Starting at the line that contains "Serialize everything readable" and stopping after the line that contains "Give me the", copy the lines exactly. Pictures are left out.

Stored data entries
==*==

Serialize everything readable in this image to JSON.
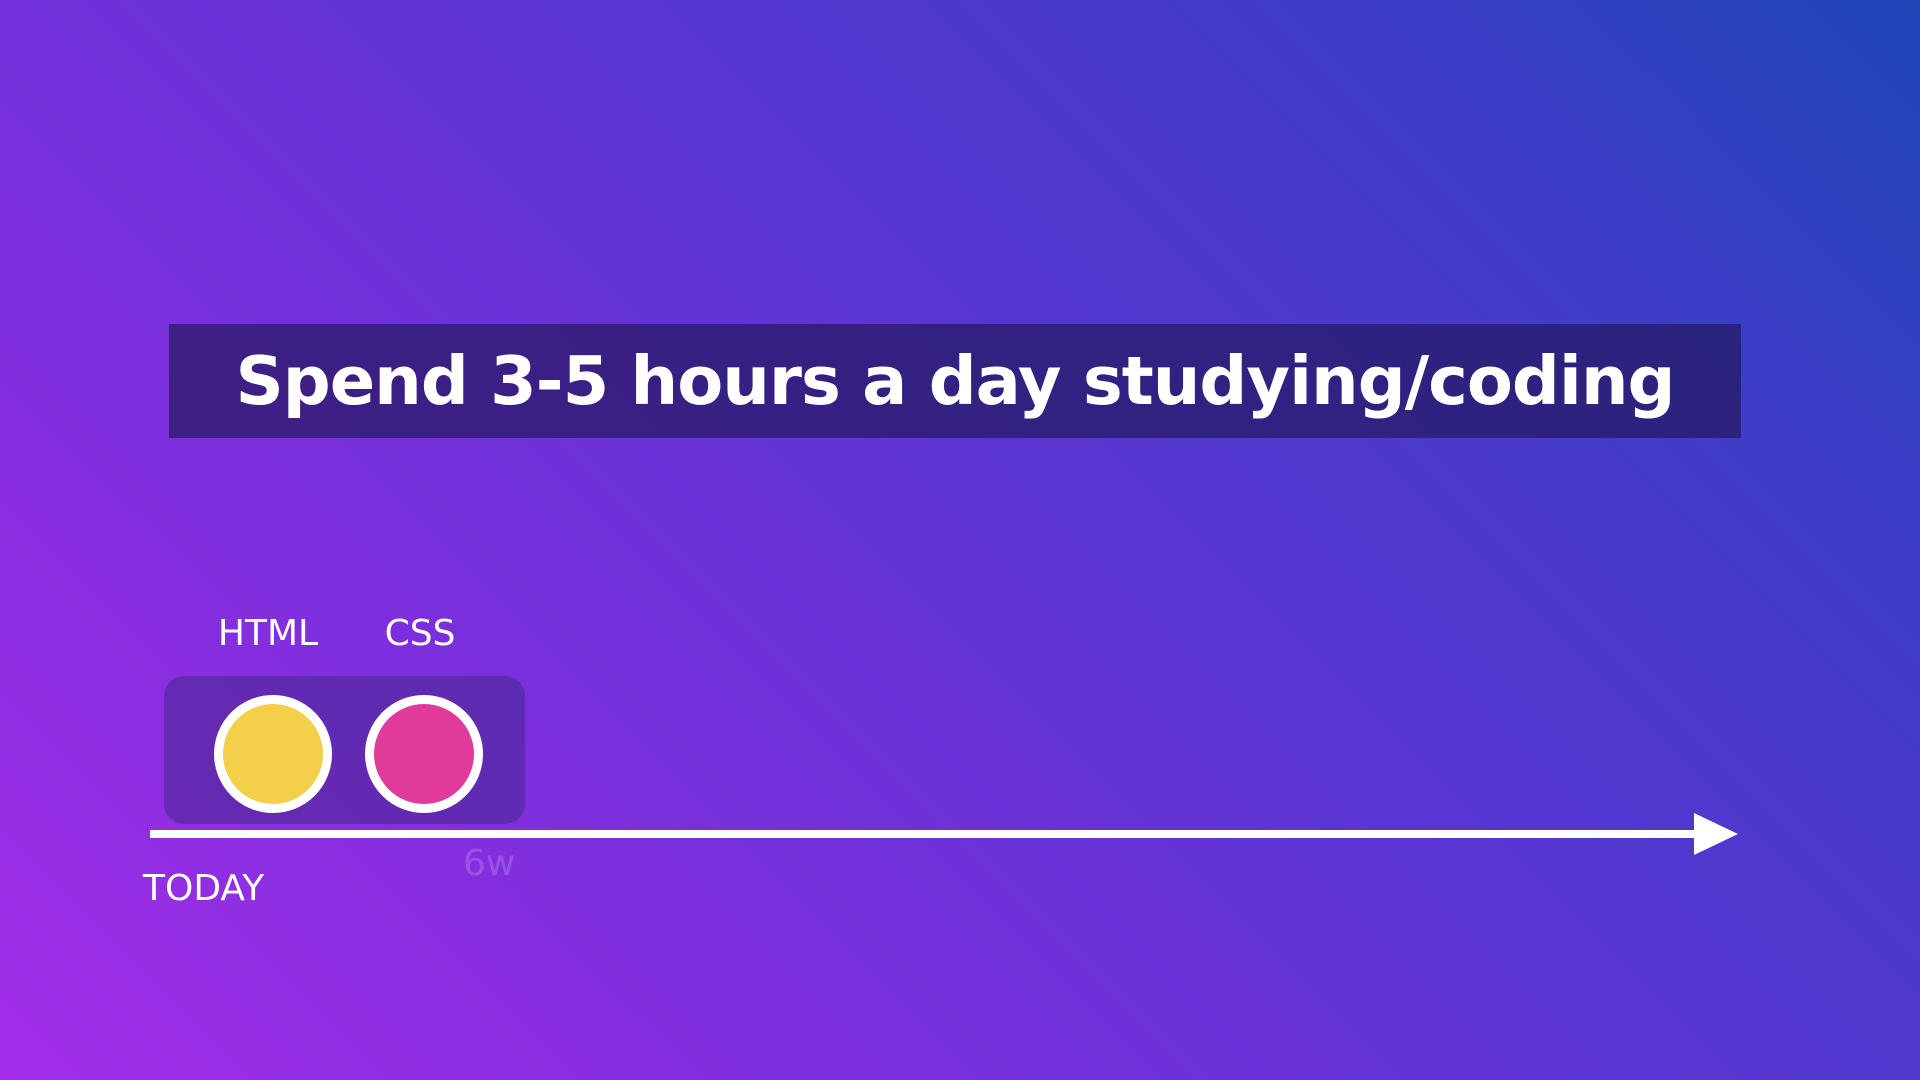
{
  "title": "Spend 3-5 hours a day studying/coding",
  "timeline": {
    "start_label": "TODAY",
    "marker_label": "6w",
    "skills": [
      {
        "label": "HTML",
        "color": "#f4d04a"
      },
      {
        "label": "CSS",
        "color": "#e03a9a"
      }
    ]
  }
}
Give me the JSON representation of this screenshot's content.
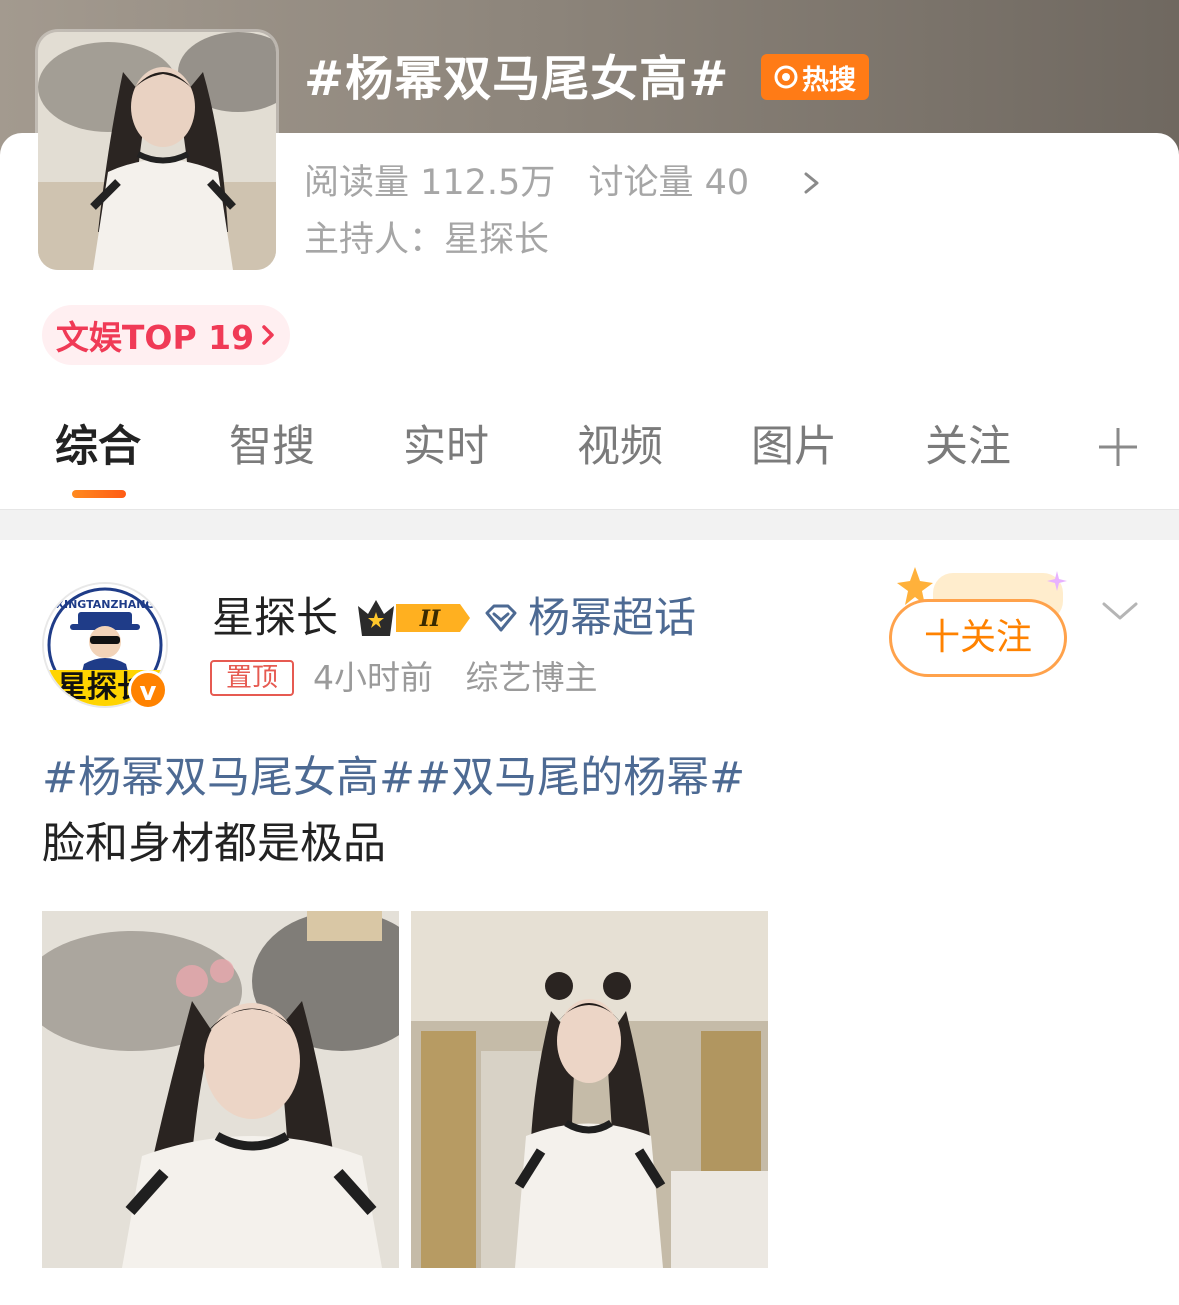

==*==

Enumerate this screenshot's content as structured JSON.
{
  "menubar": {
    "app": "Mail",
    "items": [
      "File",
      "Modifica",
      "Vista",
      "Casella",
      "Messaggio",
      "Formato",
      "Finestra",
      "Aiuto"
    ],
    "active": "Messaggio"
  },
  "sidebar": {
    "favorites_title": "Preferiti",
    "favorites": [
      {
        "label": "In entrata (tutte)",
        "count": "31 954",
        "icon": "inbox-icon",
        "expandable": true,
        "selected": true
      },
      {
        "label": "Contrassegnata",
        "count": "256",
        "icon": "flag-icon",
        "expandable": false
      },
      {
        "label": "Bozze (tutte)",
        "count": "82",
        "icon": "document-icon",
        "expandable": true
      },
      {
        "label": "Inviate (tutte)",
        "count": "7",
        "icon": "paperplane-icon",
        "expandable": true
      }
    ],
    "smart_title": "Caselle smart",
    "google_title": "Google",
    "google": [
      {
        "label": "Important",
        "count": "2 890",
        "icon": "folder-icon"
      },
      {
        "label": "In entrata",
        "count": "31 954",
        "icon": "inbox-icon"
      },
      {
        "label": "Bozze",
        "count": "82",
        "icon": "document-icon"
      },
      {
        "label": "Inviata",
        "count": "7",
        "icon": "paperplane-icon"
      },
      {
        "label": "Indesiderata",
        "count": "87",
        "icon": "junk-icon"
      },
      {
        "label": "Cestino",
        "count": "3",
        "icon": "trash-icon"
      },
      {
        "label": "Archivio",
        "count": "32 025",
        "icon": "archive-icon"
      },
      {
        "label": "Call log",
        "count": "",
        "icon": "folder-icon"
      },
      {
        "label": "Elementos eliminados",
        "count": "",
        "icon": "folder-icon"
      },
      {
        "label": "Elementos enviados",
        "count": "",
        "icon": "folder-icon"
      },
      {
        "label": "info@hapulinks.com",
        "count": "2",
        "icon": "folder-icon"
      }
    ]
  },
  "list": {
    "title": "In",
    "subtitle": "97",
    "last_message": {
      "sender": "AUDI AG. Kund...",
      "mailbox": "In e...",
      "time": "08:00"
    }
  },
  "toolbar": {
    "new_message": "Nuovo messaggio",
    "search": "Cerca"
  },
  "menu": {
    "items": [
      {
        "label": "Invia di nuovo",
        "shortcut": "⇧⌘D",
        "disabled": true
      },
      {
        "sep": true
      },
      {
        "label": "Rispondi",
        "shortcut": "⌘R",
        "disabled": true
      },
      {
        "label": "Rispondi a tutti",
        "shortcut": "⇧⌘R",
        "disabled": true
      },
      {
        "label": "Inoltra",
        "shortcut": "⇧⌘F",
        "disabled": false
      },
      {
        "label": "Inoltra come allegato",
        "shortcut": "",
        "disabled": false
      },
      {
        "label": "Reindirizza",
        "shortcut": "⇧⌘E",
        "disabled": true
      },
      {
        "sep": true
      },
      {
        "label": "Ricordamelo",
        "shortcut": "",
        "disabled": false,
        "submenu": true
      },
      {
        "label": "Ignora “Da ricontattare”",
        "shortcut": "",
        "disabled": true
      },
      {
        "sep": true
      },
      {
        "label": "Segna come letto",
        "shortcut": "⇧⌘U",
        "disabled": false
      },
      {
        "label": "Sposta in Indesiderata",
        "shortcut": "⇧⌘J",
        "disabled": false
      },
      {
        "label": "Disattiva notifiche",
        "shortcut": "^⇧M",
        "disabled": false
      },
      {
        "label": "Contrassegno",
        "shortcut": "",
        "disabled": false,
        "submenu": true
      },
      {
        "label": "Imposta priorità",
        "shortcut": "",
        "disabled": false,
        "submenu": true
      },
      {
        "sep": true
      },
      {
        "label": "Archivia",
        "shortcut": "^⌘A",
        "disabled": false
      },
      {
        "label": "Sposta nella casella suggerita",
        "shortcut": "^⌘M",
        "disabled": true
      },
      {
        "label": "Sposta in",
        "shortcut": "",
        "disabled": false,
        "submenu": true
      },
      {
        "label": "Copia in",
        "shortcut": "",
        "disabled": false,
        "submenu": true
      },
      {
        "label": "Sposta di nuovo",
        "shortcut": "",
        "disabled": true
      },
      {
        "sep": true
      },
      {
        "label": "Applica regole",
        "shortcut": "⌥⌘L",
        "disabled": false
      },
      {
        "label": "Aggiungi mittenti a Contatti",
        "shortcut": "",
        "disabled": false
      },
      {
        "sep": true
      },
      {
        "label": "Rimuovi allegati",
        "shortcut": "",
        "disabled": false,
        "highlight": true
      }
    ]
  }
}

==*==

Finished task
Serialize everything readable in this image to JSON.
{
  "title": "Spend 3-5 hours a day studying/coding",
  "timeline": {
    "start_label": "TODAY",
    "marker_label": "6w",
    "skills": [
      {
        "label": "HTML",
        "color": "#f4d04a"
      },
      {
        "label": "CSS",
        "color": "#e03a9a"
      }
    ]
  }
}
Give me the JSON representation of this screenshot's content.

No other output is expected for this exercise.